───── The records

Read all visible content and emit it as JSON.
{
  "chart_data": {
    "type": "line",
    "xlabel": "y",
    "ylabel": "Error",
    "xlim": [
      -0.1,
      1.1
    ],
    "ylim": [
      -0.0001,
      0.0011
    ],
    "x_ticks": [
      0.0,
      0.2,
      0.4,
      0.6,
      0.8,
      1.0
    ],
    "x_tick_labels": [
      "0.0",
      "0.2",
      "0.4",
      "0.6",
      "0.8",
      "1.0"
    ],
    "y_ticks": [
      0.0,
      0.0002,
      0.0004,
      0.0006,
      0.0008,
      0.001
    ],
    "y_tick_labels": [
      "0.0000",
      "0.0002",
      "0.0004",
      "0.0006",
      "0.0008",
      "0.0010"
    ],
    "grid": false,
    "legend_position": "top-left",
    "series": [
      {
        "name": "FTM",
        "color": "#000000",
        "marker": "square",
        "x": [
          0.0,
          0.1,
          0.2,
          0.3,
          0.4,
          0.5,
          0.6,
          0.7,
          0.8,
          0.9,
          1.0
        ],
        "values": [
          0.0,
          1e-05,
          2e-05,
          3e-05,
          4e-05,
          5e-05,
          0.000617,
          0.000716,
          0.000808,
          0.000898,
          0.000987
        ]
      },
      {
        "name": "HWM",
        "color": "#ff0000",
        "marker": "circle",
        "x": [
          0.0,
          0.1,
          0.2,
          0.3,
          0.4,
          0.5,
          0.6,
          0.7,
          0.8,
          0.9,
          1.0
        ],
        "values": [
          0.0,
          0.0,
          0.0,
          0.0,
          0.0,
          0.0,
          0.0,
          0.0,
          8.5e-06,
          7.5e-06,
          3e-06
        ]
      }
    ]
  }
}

──────────

Requirements: Repeat the records above exactly as they appear.

Reply:
Read all visible content and emit it as JSON.
{
  "chart_data": {
    "type": "line",
    "xlabel": "y",
    "ylabel": "Error",
    "xlim": [
      -0.1,
      1.1
    ],
    "ylim": [
      -0.0001,
      0.0011
    ],
    "x_ticks": [
      0.0,
      0.2,
      0.4,
      0.6,
      0.8,
      1.0
    ],
    "x_tick_labels": [
      "0.0",
      "0.2",
      "0.4",
      "0.6",
      "0.8",
      "1.0"
    ],
    "y_ticks": [
      0.0,
      0.0002,
      0.0004,
      0.0006,
      0.0008,
      0.001
    ],
    "y_tick_labels": [
      "0.0000",
      "0.0002",
      "0.0004",
      "0.0006",
      "0.0008",
      "0.0010"
    ],
    "grid": false,
    "legend_position": "top-left",
    "series": [
      {
        "name": "FTM",
        "color": "#000000",
        "marker": "square",
        "x": [
          0.0,
          0.1,
          0.2,
          0.3,
          0.4,
          0.5,
          0.6,
          0.7,
          0.8,
          0.9,
          1.0
        ],
        "values": [
          0.0,
          1e-05,
          2e-05,
          3e-05,
          4e-05,
          5e-05,
          0.000617,
          0.000716,
          0.000808,
          0.000898,
          0.000987
        ]
      },
      {
        "name": "HWM",
        "color": "#ff0000",
        "marker": "circle",
        "x": [
          0.0,
          0.1,
          0.2,
          0.3,
          0.4,
          0.5,
          0.6,
          0.7,
          0.8,
          0.9,
          1.0
        ],
        "values": [
          0.0,
          0.0,
          0.0,
          0.0,
          0.0,
          0.0,
          0.0,
          0.0,
          8.5e-06,
          7.5e-06,
          3e-06
        ]
      }
    ]
  }
}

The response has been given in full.